**Requirements**
Reproduce the material exactly, omitting nothing.

**Supplied information**

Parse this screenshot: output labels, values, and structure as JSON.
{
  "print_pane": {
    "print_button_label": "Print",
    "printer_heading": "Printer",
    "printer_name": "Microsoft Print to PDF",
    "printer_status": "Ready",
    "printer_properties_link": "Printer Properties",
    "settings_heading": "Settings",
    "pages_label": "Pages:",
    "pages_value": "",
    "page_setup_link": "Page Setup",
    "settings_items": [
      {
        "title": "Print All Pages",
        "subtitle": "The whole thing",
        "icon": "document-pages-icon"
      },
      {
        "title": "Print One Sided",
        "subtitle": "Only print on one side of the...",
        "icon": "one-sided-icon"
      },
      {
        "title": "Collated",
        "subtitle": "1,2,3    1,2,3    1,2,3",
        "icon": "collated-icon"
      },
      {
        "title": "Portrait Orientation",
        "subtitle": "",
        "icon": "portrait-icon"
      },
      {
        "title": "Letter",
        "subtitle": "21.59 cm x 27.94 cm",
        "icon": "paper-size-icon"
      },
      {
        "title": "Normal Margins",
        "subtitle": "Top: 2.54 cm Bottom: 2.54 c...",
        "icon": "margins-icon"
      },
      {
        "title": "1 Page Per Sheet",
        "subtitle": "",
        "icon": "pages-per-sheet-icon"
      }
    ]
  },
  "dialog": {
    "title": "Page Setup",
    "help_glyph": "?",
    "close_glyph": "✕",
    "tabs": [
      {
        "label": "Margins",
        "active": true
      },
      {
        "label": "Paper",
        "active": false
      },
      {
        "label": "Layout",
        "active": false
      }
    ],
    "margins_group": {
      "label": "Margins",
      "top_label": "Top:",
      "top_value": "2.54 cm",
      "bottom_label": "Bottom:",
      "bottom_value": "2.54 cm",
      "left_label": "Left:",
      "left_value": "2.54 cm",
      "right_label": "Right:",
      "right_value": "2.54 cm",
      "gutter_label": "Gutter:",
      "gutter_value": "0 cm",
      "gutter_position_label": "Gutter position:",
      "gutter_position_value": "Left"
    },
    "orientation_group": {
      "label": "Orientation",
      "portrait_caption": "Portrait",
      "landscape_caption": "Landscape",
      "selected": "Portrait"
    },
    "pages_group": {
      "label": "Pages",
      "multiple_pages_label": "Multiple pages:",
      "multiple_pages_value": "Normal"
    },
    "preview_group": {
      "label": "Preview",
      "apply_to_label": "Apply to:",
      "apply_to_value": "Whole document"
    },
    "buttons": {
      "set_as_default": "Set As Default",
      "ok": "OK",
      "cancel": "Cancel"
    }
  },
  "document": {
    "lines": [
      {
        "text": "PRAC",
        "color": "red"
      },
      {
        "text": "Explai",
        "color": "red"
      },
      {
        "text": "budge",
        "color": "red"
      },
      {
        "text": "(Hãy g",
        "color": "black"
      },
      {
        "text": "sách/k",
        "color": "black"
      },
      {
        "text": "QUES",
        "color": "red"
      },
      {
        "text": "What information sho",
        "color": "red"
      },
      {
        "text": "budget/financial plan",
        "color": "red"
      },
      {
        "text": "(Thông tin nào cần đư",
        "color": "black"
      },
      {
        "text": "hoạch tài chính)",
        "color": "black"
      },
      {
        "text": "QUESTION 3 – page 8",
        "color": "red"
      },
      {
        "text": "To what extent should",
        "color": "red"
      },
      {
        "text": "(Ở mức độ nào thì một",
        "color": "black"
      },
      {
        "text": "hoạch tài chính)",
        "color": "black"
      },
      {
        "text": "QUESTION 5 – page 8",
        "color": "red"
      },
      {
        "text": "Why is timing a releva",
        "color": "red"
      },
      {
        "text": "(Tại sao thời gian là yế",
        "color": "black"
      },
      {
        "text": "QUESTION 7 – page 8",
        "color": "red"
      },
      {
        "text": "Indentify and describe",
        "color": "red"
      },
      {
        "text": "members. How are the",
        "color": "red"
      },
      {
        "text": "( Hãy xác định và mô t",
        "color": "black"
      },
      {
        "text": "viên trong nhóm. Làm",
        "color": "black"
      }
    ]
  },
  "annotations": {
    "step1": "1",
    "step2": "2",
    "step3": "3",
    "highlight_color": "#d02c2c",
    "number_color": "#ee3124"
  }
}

**Answer below**
Parse this screenshot: output labels, values, and structure as JSON.
{
  "print_pane": {
    "print_button_label": "Print",
    "printer_heading": "Printer",
    "printer_name": "Microsoft Print to PDF",
    "printer_status": "Ready",
    "printer_properties_link": "Printer Properties",
    "settings_heading": "Settings",
    "pages_label": "Pages:",
    "pages_value": "",
    "page_setup_link": "Page Setup",
    "settings_items": [
      {
        "title": "Print All Pages",
        "subtitle": "The whole thing",
        "icon": "document-pages-icon"
      },
      {
        "title": "Print One Sided",
        "subtitle": "Only print on one side of the...",
        "icon": "one-sided-icon"
      },
      {
        "title": "Collated",
        "subtitle": "1,2,3    1,2,3    1,2,3",
        "icon": "collated-icon"
      },
      {
        "title": "Portrait Orientation",
        "subtitle": "",
        "icon": "portrait-icon"
      },
      {
        "title": "Letter",
        "subtitle": "21.59 cm x 27.94 cm",
        "icon": "paper-size-icon"
      },
      {
        "title": "Normal Margins",
        "subtitle": "Top: 2.54 cm Bottom: 2.54 c...",
        "icon": "margins-icon"
      },
      {
        "title": "1 Page Per Sheet",
        "subtitle": "",
        "icon": "pages-per-sheet-icon"
      }
    ]
  },
  "dialog": {
    "title": "Page Setup",
    "help_glyph": "?",
    "close_glyph": "✕",
    "tabs": [
      {
        "label": "Margins",
        "active": true
      },
      {
        "label": "Paper",
        "active": false
      },
      {
        "label": "Layout",
        "active": false
      }
    ],
    "margins_group": {
      "label": "Margins",
      "top_label": "Top:",
      "top_value": "2.54 cm",
      "bottom_label": "Bottom:",
      "bottom_value": "2.54 cm",
      "left_label": "Left:",
      "left_value": "2.54 cm",
      "right_label": "Right:",
      "right_value": "2.54 cm",
      "gutter_label": "Gutter:",
      "gutter_value": "0 cm",
      "gutter_position_label": "Gutter position:",
      "gutter_position_value": "Left"
    },
    "orientation_group": {
      "label": "Orientation",
      "portrait_caption": "Portrait",
      "landscape_caption": "Landscape",
      "selected": "Portrait"
    },
    "pages_group": {
      "label": "Pages",
      "multiple_pages_label": "Multiple pages:",
      "multiple_pages_value": "Normal"
    },
    "preview_group": {
      "label": "Preview",
      "apply_to_label": "Apply to:",
      "apply_to_value": "Whole document"
    },
    "buttons": {
      "set_as_default": "Set As Default",
      "ok": "OK",
      "cancel": "Cancel"
    }
  },
  "document": {
    "lines": [
      {
        "text": "PRAC",
        "color": "red"
      },
      {
        "text": "Explai",
        "color": "red"
      },
      {
        "text": "budge",
        "color": "red"
      },
      {
        "text": "(Hãy g",
        "color": "black"
      },
      {
        "text": "sách/k",
        "color": "black"
      },
      {
        "text": "QUES",
        "color": "red"
      },
      {
        "text": "What information sho",
        "color": "red"
      },
      {
        "text": "budget/financial plan",
        "color": "red"
      },
      {
        "text": "(Thông tin nào cần đư",
        "color": "black"
      },
      {
        "text": "hoạch tài chính)",
        "color": "black"
      },
      {
        "text": "QUESTION 3 – page 8",
        "color": "red"
      },
      {
        "text": "To what extent should",
        "color": "red"
      },
      {
        "text": "(Ở mức độ nào thì một",
        "color": "black"
      },
      {
        "text": "hoạch tài chính)",
        "color": "black"
      },
      {
        "text": "QUESTION 5 – page 8",
        "color": "red"
      },
      {
        "text": "Why is timing a releva",
        "color": "red"
      },
      {
        "text": "(Tại sao thời gian là yế",
        "color": "black"
      },
      {
        "text": "QUESTION 7 – page 8",
        "color": "red"
      },
      {
        "text": "Indentify and describe",
        "color": "red"
      },
      {
        "text": "members. How are the",
        "color": "red"
      },
      {
        "text": "( Hãy xác định và mô t",
        "color": "black"
      },
      {
        "text": "viên trong nhóm. Làm",
        "color": "black"
      }
    ]
  },
  "annotations": {
    "step1": "1",
    "step2": "2",
    "step3": "3",
    "highlight_color": "#d02c2c",
    "number_color": "#ee3124"
  }
}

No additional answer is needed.